** START DATASET RECORDS **

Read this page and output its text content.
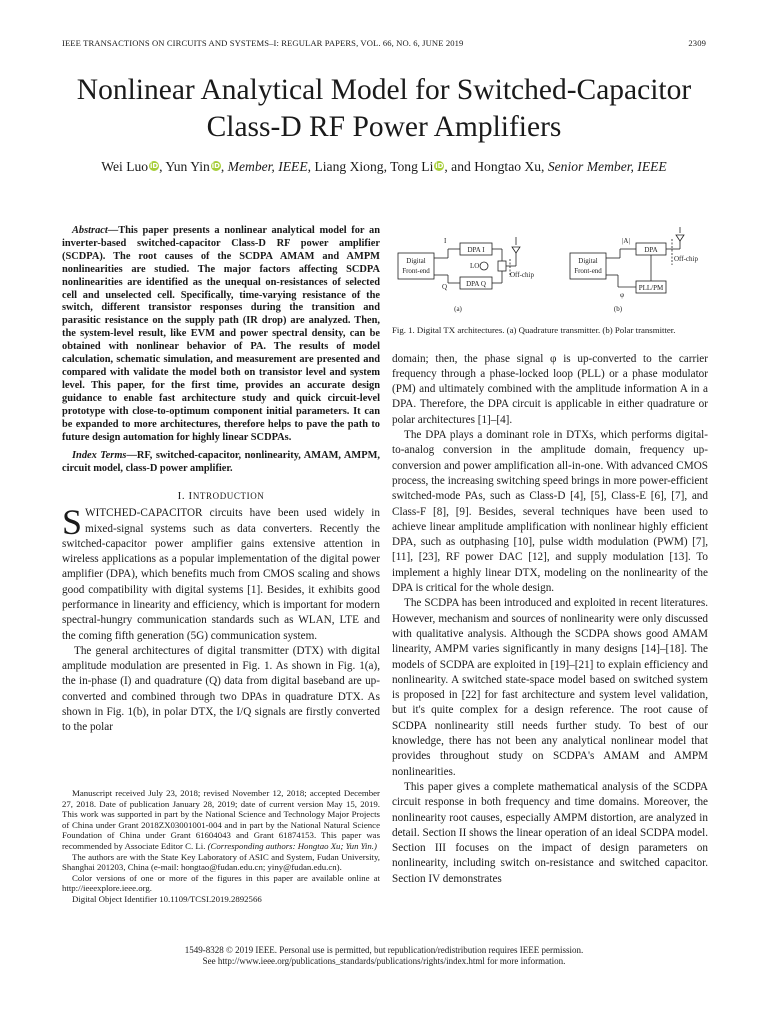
IEEE TRANSACTIONS ON CIRCUITS AND SYSTEMS–I: REGULAR PAPERS, VOL. 66, NO. 6, JUNE 2019	2309
Nonlinear Analytical Model for Switched-Capacitor
Class-D RF Power Amplifiers
Wei Luo iD, Yun Yin iD, Member, IEEE, Liang Xiong, Tong Li iD, and Hongtao Xu, Senior Member, IEEE

Abstract—This paper presents a nonlinear analytical model for an inverter-based switched-capacitor Class-D RF power amplifier (SCDPA). The root causes of the SCDPA AMAM and AMPM nonlinearities are studied. The major factors affecting SCDPA nonlinearities are identified as the unequal on-resistances of selected cell and unselected cell. Specifically, time-varying resistance of the switch, different transistor responses during the transition and parasitic resistance on the supply path (IR drop) are analyzed. Then, the system-level result, like EVM and power spectral density, can be obtained with nonlinear behavior of PA. The results of model calculation, schematic simulation, and measurement are presented and compared with validate the model both on transistor level and system level. This paper, for the first time, provides an accurate design guidance to enable fast architecture study and quick circuit-level prototype with close-to-optimum component initial parameters. It can be expanded to more architectures, therefore helps to pave the path to future design automation for highly linear SCDPAs.

Index Terms—RF, switched-capacitor, nonlinearity, AMAM, AMPM, circuit model, class-D power amplifier.

I. INTRODUCTION

SWITCHED-CAPACITOR circuits have been used widely in mixed-signal systems such as data converters. Recently the switched-capacitor power amplifier gains extensive attention in wireless applications as a popular implementation of the digital power amplifier (DPA), which benefits much from CMOS scaling and shows good compatibility with digital systems [1]. Besides, it exhibits good performance in linearity and efficiency, which is important for modern spectral-hungry communication standards such as WLAN, LTE and the coming fifth generation (5G) communication system.

The general architectures of digital transmitter (DTX) with digital amplitude modulation are presented in Fig. 1. As shown in Fig. 1(a), the in-phase (I) and quadrature (Q) data from digital baseband are up-converted and combined through two DPAs in quadrature DTX. As shown in Fig. 1(b), in polar DTX, the I/Q signals are firstly converted to the polar

Manuscript received July 23, 2018; revised November 12, 2018; accepted December 27, 2018. Date of publication January 28, 2019; date of current version May 15, 2019. This work was supported in part by the National Science and Technology Major Projects of China under Grant 2018ZX03001001-004 and in part by the National Natural Science Foundation of China under Grant 61604043 and Grant 61874153. This paper was recommended by Associate Editor C. Li. (Corresponding authors: Hongtao Xu; Yun Yin.)

The authors are with the State Key Laboratory of ASIC and System, Fudan University, Shanghai 201203, China (e-mail: hongtao@fudan.edu.cn; yiny@fudan.edu.cn).

Color versions of one or more of the figures in this paper are available online at http://ieeexplore.ieee.org.

Digital Object Identifier 10.1109/TCSI.2019.2892566

Digital
Front-end
I
Q
DPA I
DPA Q
LO
Off-chip
(a)
Digital
Front-end
|A|
φ
DPA
PLL/PM
Off-chip
(b)

Fig. 1. Digital TX architectures. (a) Quadrature transmitter. (b) Polar transmitter.

domain; then, the phase signal φ is up-converted to the carrier frequency through a phase-locked loop (PLL) or a phase modulator (PM) and ultimately combined with the amplitude information A in a DPA. Therefore, the DPA circuit is applicable in either quadrature or polar architectures [1]–[4].

The DPA plays a dominant role in DTXs, which performs digital-to-analog conversion in the amplitude domain, frequency up-conversion and power amplification all-in-one. With advanced CMOS process, the increasing switching speed brings in more power-efficient switched-mode PAs, such as Class-D [4], [5], Class-E [6], [7], and Class-F [8], [9]. Besides, several techniques have been used to achieve linear amplitude amplification with nonlinear highly efficient DPA, such as outphasing [10], pulse width modulation (PWM) [7], [11], [23], RF power DAC [12], and supply modulation [13]. To implement a highly linear DTX, modeling on the nonlinearity of the DPA is critical for the whole design.

The SCDPA has been introduced and exploited in recent literatures. However, mechanism and sources of nonlinearity were only discussed with qualitative analysis. Although the SCDPA shows good AMAM linearity, AMPM varies significantly in many designs [14]–[18]. The models of SCDPA are exploited in [19]–[21] to explain efficiency and nonlinearity. A switched state-space model based on switched system is proposed in [22] for fast architecture and system level validation, but it's quite complex for a design reference. The root cause of SCDPA nonlinearity still needs further study. To best of our knowledge, there has not been any analytical nonlinear model that provides throughout study on SCDPA's AMAM and AMPM nonlinearities.

This paper gives a complete mathematical analysis of the SCDPA circuit response in both frequency and time domains. Moreover, the nonlinearity root causes, especially AMPM distortion, are analyzed in detail. Section II shows the linear operation of an ideal SCDPA model. Section III focuses on the impact of design parameters on nonlinearity, including switch on-resistance and switched capacitor. Section IV demonstrates

1549-8328 © 2019 IEEE. Personal use is permitted, but republication/redistribution requires IEEE permission.

See http://www.ieee.org/publications_standards/publications/rights/index.html for more information.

** END DATASET RECORDS **

EXERCISE PROMPT → Extract all lines containing the word "transmitter".

ANSWER TO THIS TASK →
The general architectures of digital transmitter (DTX) with digital amplitude modulation are presented in Fig. 1. As shown in Fig. 1(a), the in-phase (I) and quadrature (Q) data from digital baseband are up-converted and combined through two DPAs in quadrature DTX. As shown in Fig. 1(b), in polar DTX, the I/Q signals are firstly converted to the polar
Fig. 1. Digital TX architectures. (a) Quadrature transmitter. (b) Polar transmitter.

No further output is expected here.